**Data entries:**
□ □ □ □ □

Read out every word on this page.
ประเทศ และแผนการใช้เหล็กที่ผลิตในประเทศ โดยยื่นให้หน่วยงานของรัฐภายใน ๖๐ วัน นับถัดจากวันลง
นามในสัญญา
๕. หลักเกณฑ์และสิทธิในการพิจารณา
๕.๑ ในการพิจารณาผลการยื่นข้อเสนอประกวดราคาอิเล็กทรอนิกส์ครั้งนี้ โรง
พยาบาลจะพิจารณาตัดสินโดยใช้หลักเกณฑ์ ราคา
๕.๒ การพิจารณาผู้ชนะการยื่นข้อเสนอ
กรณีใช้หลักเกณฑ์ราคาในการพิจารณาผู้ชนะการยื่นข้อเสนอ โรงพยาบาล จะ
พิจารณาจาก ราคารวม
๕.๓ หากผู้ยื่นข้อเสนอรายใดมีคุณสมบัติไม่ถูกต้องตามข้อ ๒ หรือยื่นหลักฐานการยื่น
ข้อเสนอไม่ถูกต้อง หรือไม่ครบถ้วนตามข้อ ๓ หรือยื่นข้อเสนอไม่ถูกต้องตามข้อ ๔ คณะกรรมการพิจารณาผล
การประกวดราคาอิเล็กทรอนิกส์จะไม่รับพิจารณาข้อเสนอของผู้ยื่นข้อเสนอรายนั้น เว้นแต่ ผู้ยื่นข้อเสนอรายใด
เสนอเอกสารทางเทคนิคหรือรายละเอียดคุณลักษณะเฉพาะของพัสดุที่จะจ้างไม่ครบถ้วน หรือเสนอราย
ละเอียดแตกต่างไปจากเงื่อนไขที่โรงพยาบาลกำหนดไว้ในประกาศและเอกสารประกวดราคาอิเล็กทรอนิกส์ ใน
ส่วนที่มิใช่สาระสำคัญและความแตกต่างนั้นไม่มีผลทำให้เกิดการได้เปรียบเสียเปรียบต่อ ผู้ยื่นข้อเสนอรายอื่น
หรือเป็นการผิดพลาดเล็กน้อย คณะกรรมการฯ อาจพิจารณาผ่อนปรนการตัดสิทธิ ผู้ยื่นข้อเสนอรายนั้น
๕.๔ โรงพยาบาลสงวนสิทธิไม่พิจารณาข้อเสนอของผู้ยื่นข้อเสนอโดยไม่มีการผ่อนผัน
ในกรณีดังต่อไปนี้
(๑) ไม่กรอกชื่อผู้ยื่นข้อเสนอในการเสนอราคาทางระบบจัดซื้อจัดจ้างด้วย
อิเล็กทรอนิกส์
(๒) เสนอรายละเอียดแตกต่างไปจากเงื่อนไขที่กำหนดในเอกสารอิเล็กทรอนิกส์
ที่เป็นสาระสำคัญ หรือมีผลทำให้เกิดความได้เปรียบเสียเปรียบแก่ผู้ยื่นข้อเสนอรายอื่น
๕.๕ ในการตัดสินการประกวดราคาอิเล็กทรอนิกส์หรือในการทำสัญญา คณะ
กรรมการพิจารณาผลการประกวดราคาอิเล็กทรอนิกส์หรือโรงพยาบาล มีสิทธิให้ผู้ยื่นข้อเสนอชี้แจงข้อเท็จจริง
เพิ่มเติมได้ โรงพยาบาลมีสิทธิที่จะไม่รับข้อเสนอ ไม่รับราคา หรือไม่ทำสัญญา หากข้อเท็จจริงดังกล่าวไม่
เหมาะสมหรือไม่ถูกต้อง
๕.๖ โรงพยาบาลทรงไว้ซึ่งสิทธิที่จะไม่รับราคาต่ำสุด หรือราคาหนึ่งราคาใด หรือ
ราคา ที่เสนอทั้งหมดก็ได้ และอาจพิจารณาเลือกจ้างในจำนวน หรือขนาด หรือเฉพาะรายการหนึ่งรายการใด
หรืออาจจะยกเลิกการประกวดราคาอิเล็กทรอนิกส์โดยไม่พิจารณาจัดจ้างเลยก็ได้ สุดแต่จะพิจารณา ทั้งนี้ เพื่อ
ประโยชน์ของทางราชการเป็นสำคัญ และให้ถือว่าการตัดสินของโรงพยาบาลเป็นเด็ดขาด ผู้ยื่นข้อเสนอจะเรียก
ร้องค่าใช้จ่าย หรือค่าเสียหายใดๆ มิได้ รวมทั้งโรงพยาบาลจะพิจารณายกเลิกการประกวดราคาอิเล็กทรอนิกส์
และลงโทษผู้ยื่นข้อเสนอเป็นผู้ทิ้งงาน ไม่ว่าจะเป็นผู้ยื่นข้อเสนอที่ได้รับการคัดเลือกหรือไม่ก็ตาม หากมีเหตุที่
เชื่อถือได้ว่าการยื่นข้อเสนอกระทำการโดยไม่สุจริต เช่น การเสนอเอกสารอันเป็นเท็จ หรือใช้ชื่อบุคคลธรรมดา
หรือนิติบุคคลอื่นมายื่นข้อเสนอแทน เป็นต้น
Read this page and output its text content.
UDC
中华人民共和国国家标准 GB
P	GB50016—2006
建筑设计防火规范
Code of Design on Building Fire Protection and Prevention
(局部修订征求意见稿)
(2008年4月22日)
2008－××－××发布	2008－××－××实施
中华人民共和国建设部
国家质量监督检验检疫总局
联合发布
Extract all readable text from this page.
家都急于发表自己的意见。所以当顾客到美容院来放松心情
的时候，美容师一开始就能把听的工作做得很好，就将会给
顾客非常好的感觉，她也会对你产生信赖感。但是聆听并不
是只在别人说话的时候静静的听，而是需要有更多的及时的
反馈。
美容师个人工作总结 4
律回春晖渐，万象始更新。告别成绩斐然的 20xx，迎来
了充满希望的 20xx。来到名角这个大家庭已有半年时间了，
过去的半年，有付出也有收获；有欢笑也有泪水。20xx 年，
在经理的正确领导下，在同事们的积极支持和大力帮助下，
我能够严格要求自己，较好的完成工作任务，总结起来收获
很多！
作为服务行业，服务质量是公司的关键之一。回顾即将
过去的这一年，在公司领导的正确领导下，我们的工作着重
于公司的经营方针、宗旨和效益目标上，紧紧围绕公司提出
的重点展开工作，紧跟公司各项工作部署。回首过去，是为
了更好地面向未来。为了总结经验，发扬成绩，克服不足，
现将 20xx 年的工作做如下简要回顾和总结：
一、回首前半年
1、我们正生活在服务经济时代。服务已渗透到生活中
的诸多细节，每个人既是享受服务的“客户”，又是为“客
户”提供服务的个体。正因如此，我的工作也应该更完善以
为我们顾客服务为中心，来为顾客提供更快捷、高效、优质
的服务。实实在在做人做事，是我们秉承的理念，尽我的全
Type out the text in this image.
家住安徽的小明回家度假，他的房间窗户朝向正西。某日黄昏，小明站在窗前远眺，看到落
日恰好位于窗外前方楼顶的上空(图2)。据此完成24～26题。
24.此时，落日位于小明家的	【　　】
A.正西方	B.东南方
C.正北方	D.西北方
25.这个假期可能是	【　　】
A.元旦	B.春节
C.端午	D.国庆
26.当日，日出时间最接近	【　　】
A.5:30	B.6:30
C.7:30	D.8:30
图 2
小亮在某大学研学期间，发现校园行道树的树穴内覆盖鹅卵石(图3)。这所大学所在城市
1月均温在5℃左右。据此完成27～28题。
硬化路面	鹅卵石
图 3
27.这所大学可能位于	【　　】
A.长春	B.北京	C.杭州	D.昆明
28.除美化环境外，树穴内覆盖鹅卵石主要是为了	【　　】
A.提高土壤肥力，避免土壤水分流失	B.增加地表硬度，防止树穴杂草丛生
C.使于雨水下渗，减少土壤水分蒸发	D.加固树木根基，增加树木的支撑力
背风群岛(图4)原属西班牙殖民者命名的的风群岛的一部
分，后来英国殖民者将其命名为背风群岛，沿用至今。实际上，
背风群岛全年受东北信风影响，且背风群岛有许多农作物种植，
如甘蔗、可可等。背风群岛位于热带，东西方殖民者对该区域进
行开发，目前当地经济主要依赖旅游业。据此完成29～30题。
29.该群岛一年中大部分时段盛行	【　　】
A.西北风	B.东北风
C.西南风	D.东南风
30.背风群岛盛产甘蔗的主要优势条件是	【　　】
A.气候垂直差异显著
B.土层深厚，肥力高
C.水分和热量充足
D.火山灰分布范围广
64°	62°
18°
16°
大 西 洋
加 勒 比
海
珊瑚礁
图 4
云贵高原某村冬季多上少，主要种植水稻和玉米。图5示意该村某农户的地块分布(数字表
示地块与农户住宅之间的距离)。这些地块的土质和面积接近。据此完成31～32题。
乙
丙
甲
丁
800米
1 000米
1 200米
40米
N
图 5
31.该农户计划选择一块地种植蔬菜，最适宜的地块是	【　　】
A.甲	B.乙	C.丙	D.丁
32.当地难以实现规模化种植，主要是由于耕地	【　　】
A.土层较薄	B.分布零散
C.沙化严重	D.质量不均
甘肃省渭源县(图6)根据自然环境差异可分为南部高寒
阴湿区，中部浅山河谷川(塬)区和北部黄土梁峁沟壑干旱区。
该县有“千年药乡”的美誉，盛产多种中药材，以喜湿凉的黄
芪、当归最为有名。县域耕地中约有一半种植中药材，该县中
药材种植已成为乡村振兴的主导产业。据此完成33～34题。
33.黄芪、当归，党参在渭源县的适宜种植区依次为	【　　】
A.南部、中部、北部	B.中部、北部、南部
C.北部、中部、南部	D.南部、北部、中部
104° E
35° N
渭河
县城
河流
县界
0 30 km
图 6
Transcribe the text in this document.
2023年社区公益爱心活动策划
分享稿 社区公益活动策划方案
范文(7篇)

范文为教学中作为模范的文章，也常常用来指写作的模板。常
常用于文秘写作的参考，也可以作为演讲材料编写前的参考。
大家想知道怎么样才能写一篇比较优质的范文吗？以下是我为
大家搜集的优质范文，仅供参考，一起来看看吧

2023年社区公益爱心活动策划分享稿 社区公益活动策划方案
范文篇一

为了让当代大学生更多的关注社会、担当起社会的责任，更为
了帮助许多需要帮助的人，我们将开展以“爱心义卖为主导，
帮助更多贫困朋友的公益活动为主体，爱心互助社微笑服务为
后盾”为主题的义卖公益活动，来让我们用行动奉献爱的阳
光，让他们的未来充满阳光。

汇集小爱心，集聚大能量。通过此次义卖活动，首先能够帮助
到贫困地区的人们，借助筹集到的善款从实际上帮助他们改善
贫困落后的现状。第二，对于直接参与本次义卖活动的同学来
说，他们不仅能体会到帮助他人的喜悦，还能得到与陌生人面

□ □ □ □ □

**Task to carry out:** What needs duplicating is the run of lines from the one containing "Transcribe the text in this document." through the last line of the entries above, exact and complete.

**Reply:**
Transcribe the text in this document.
2023年社区公益爱心活动策划
分享稿 社区公益活动策划方案
范文(7篇)

范文为教学中作为模范的文章，也常常用来指写作的模板。常
常用于文秘写作的参考，也可以作为演讲材料编写前的参考。
大家想知道怎么样才能写一篇比较优质的范文吗？以下是我为
大家搜集的优质范文，仅供参考，一起来看看吧

2023年社区公益爱心活动策划分享稿 社区公益活动策划方案
范文篇一

为了让当代大学生更多的关注社会、担当起社会的责任，更为
了帮助许多需要帮助的人，我们将开展以“爱心义卖为主导，
帮助更多贫困朋友的公益活动为主体，爱心互助社微笑服务为
后盾”为主题的义卖公益活动，来让我们用行动奉献爱的阳
光，让他们的未来充满阳光。

汇集小爱心，集聚大能量。通过此次义卖活动，首先能够帮助
到贫困地区的人们，借助筹集到的善款从实际上帮助他们改善
贫困落后的现状。第二，对于直接参与本次义卖活动的同学来
说，他们不仅能体会到帮助他人的喜悦，还能得到与陌生人面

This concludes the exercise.